Stated task: In the lines below, find how many contain the word "please" and report that figure alone.

Data shown:
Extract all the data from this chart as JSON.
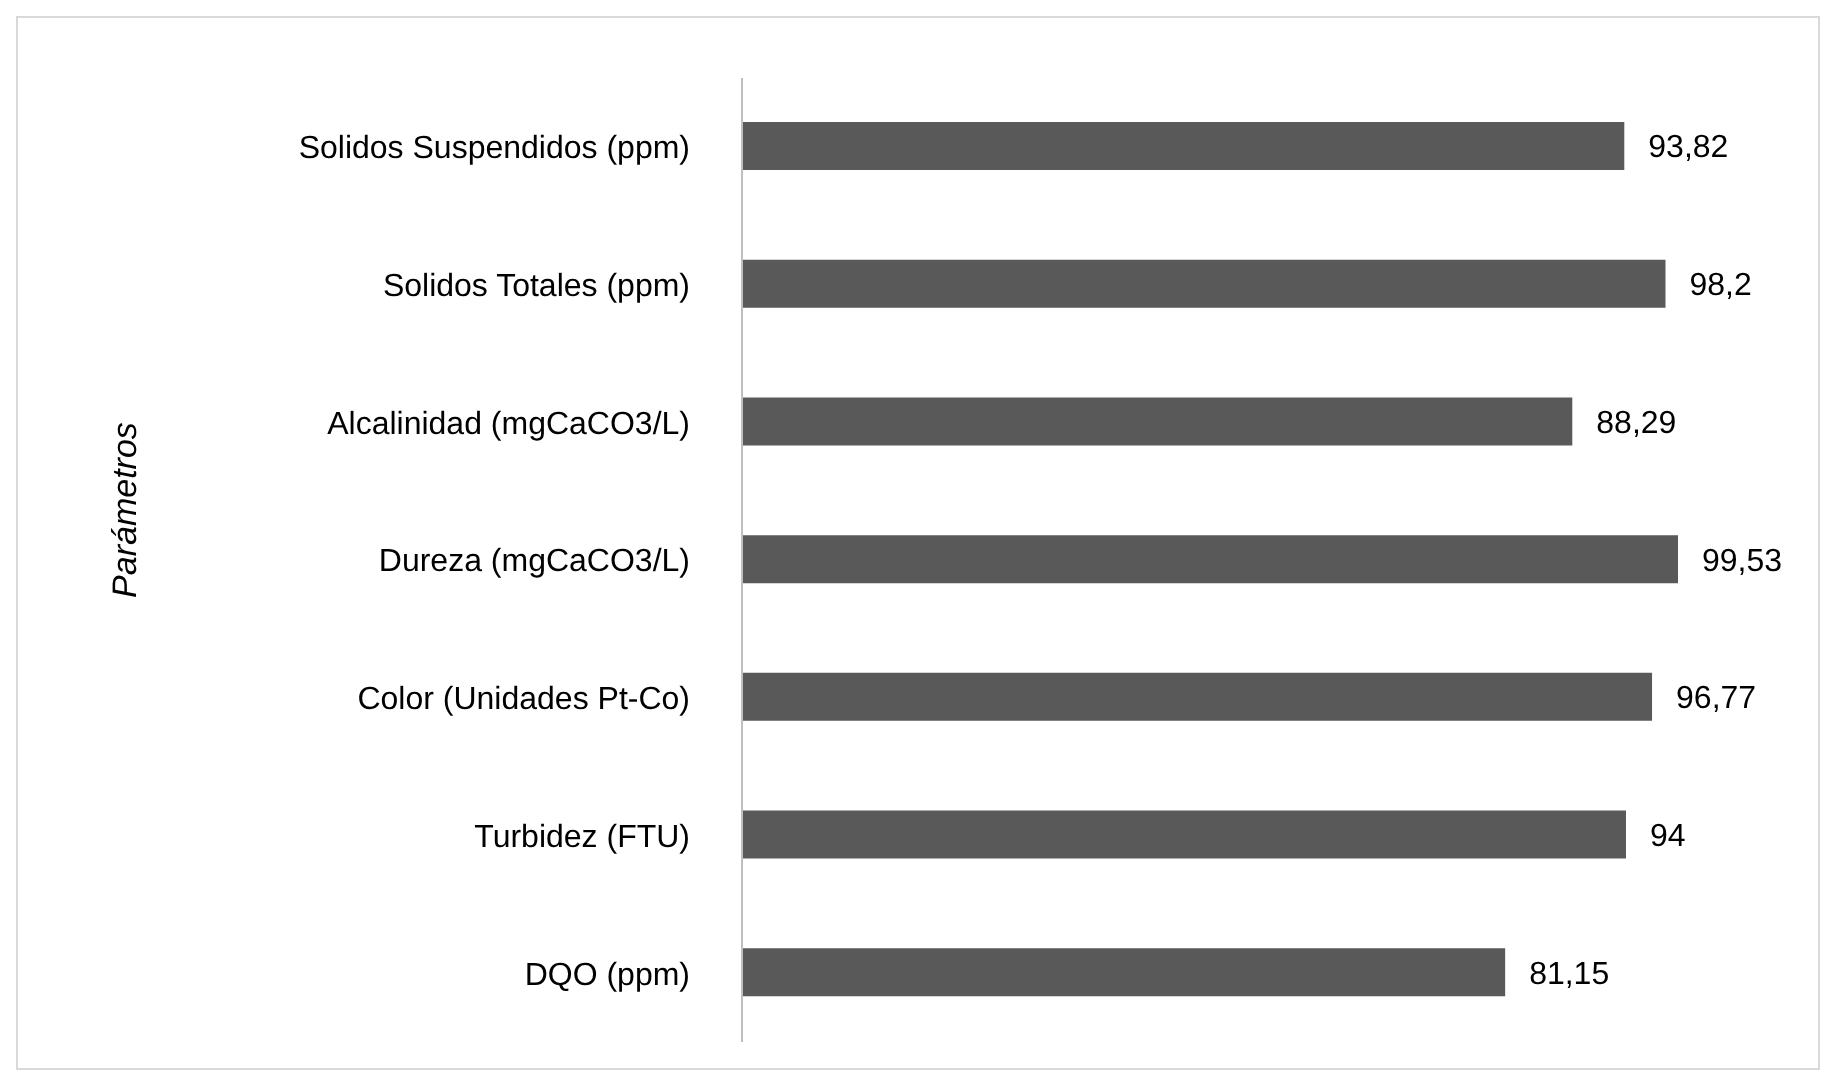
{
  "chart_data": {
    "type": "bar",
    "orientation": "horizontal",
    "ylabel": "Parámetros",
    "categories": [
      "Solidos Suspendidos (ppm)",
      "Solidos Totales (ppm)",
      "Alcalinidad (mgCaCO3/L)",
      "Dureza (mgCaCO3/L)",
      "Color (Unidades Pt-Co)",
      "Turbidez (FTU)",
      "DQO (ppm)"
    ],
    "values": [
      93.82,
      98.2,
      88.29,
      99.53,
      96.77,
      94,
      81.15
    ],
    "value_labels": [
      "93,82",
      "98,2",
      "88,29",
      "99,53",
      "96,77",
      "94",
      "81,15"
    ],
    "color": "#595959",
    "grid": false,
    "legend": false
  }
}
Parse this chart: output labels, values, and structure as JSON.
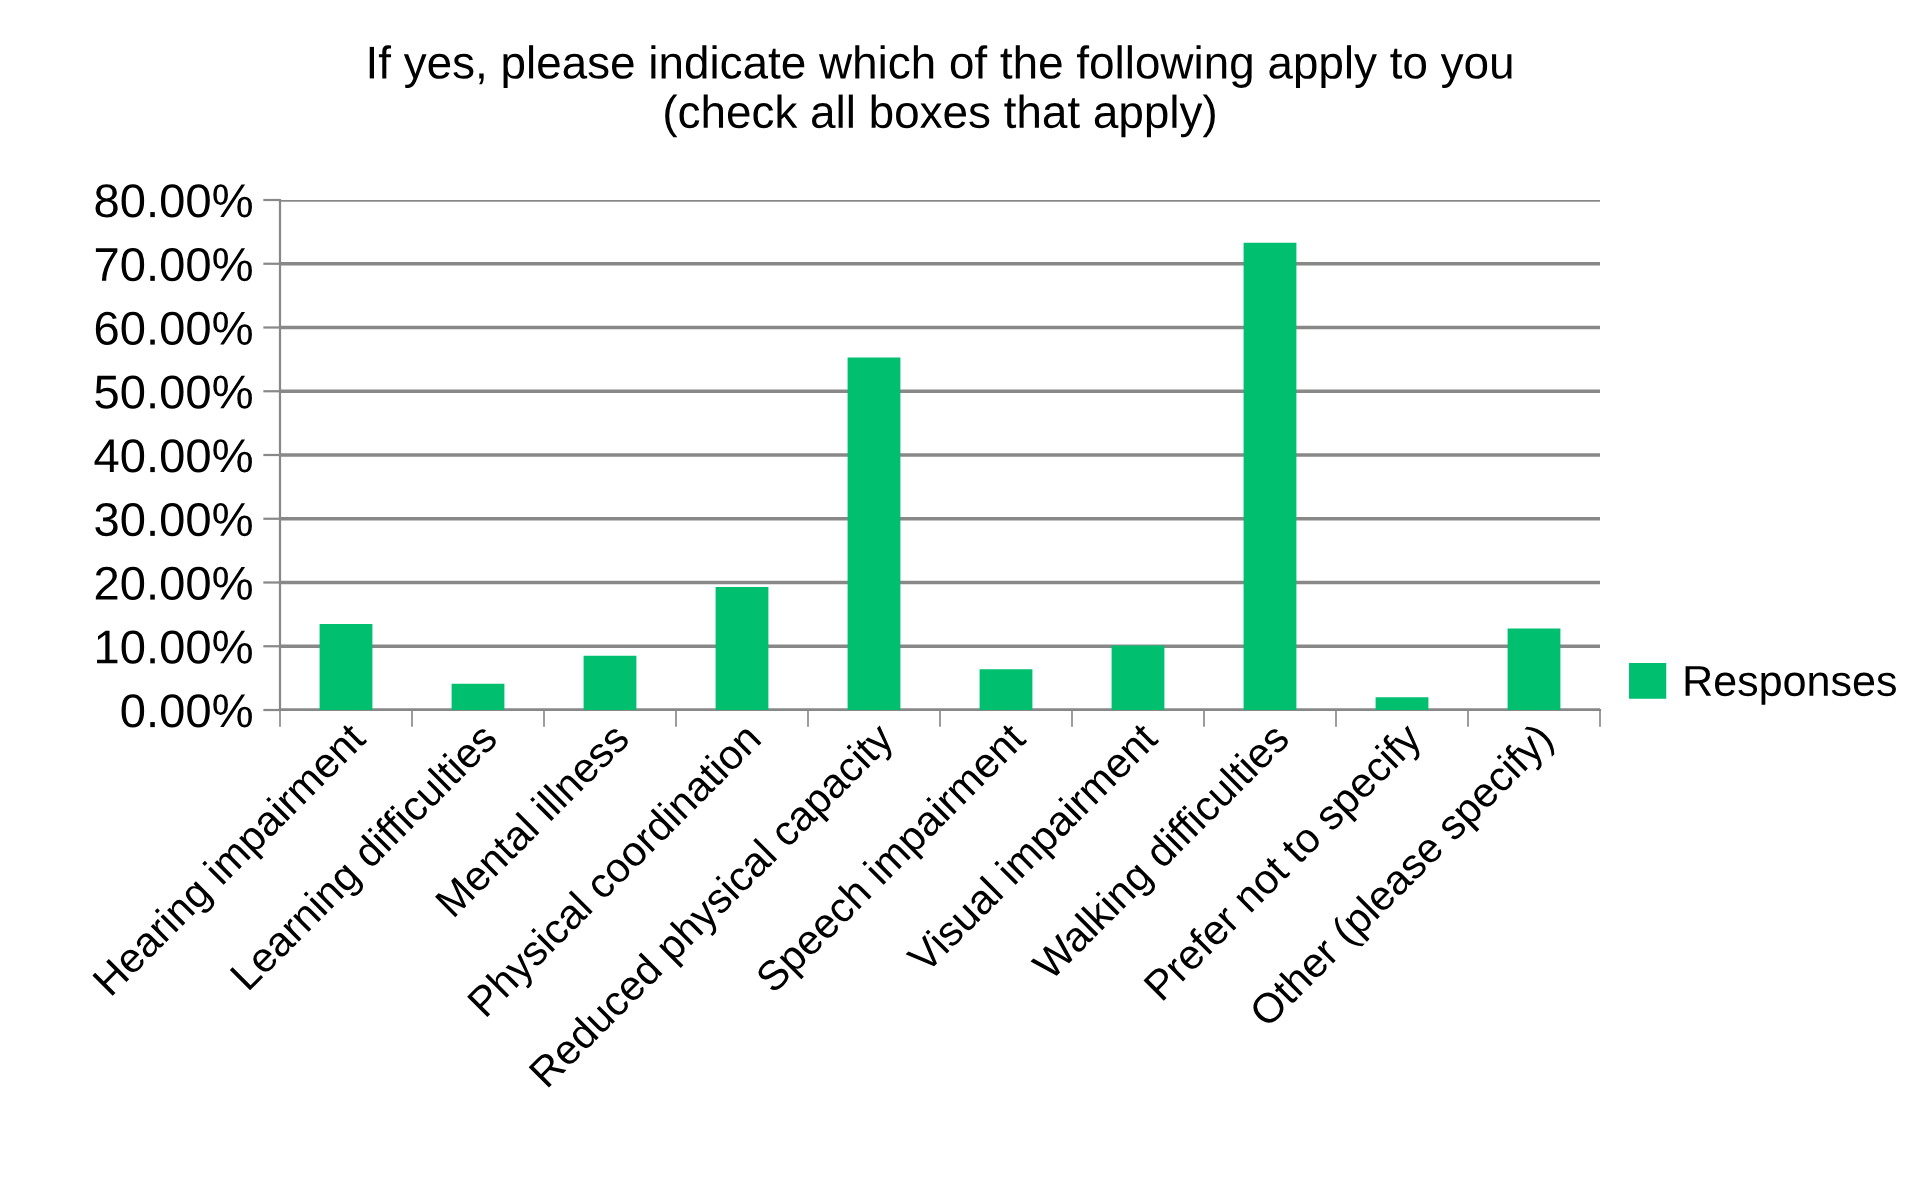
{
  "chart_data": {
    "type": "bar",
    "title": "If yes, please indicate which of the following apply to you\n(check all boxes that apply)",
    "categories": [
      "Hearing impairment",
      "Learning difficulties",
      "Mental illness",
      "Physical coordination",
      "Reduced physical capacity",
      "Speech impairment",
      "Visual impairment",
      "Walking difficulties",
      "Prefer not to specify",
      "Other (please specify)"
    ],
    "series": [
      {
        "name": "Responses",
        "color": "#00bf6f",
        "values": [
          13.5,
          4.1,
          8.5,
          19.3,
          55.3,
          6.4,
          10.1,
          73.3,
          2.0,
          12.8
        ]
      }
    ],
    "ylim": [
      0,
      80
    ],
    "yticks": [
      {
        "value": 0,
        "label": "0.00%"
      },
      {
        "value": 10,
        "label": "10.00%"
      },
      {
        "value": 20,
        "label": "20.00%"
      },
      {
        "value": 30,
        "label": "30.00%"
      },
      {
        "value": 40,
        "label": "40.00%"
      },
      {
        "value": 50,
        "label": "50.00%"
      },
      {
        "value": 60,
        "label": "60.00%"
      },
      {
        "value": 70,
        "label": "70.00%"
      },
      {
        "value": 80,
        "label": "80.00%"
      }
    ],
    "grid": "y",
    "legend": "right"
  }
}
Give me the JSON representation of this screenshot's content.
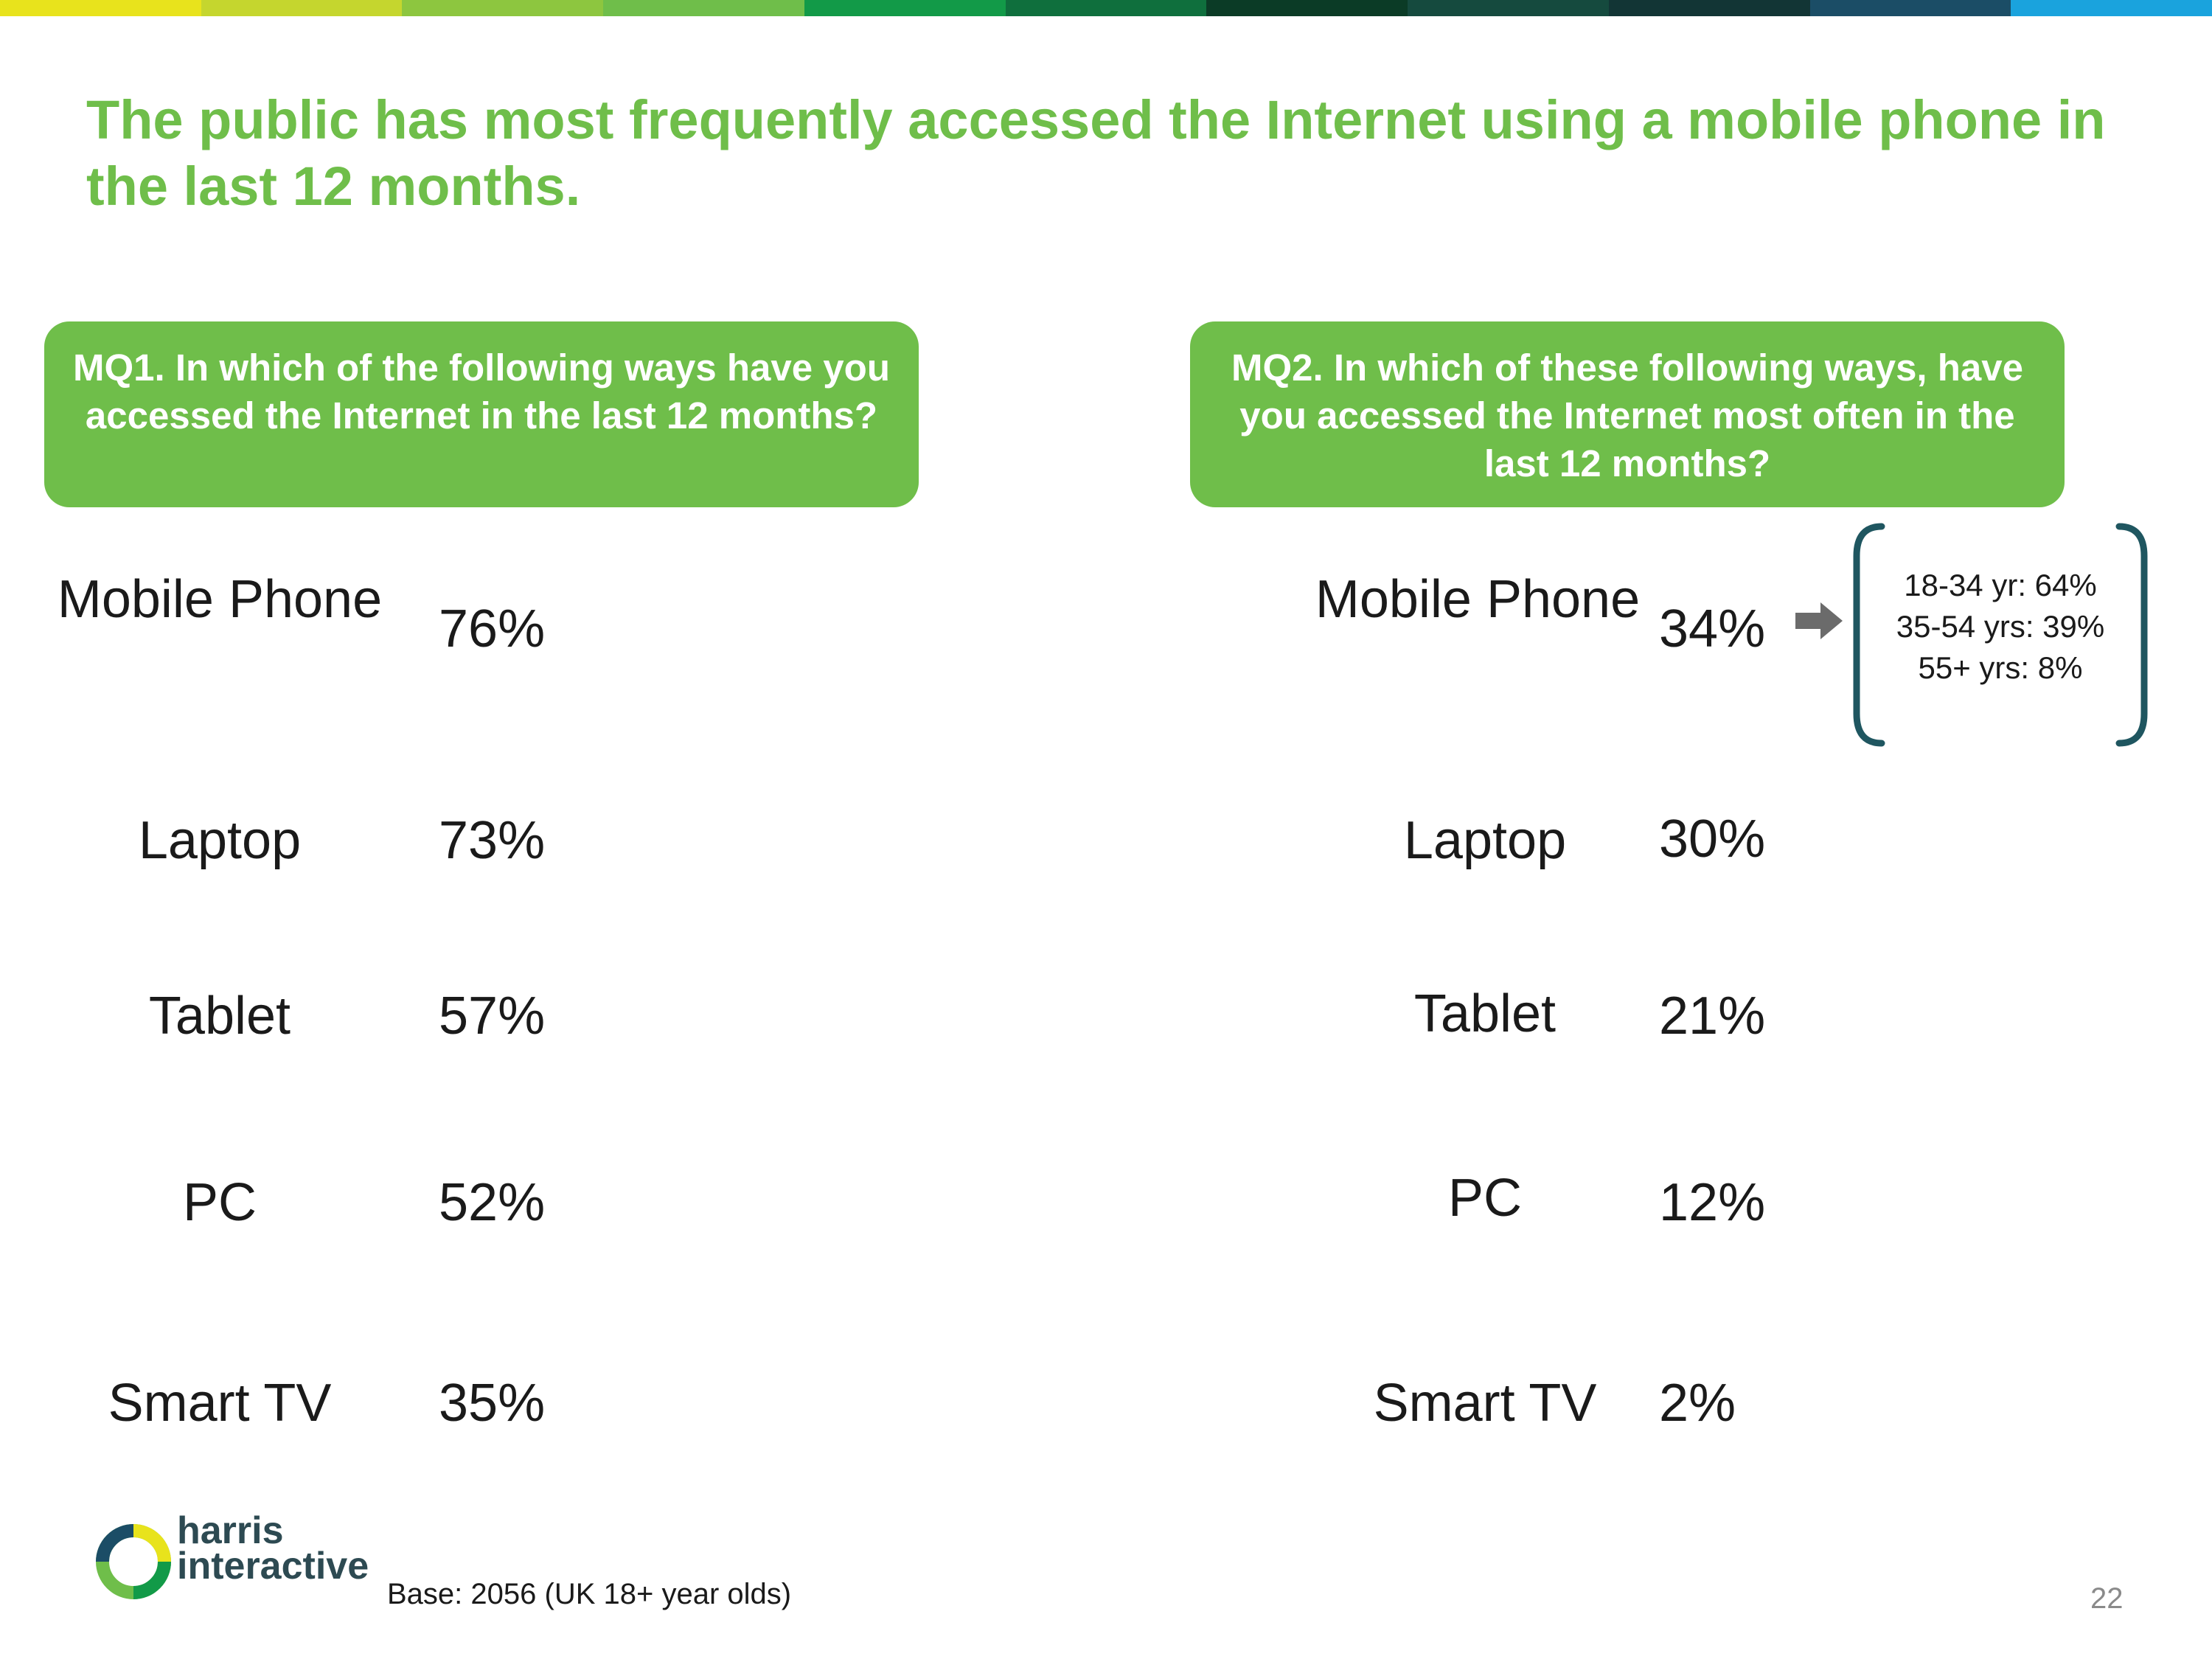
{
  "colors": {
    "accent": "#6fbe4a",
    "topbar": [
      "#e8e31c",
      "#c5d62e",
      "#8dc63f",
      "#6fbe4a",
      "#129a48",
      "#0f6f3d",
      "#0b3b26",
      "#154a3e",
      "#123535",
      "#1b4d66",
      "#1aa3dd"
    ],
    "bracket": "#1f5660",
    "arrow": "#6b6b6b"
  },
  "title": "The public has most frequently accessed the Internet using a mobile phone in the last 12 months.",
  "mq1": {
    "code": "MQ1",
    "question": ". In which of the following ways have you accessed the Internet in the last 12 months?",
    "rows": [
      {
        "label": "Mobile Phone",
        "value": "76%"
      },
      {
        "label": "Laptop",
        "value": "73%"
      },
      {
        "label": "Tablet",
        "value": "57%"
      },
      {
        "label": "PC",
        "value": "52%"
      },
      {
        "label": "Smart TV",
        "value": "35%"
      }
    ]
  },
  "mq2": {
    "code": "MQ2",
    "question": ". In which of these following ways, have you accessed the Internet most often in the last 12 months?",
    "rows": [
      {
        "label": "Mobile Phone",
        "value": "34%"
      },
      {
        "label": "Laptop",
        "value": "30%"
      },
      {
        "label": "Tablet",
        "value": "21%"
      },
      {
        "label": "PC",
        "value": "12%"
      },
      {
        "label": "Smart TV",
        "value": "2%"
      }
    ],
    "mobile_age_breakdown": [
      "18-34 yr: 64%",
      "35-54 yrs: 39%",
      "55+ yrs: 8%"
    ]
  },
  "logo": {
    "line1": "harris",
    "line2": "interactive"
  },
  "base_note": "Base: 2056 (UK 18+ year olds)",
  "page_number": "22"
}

Task response: 2